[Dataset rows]
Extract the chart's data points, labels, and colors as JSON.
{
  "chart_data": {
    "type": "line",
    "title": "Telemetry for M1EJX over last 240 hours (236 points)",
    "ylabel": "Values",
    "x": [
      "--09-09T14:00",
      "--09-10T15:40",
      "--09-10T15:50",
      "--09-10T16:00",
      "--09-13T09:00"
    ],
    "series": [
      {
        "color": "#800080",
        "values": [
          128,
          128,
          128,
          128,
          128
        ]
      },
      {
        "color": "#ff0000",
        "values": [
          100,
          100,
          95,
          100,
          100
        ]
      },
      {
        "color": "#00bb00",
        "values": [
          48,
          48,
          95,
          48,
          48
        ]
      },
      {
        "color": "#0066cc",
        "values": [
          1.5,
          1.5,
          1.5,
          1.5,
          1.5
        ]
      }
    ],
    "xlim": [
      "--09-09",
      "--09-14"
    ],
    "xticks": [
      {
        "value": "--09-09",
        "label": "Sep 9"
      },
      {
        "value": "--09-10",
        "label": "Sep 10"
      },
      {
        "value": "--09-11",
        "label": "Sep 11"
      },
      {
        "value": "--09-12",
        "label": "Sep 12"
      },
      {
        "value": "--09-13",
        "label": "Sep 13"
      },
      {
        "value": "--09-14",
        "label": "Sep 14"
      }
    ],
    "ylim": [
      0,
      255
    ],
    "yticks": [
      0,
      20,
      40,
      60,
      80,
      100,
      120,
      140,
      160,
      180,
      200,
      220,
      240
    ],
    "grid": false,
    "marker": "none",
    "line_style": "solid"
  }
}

• YOUR INSTRUCTIONS
Each line that has the word "points" should be copied.

• RESPONSE TO THE TASK
Extract the chart's data points, labels, and colors as JSON.
    "title": "Telemetry for M1EJX over last 240 hours (236 points)",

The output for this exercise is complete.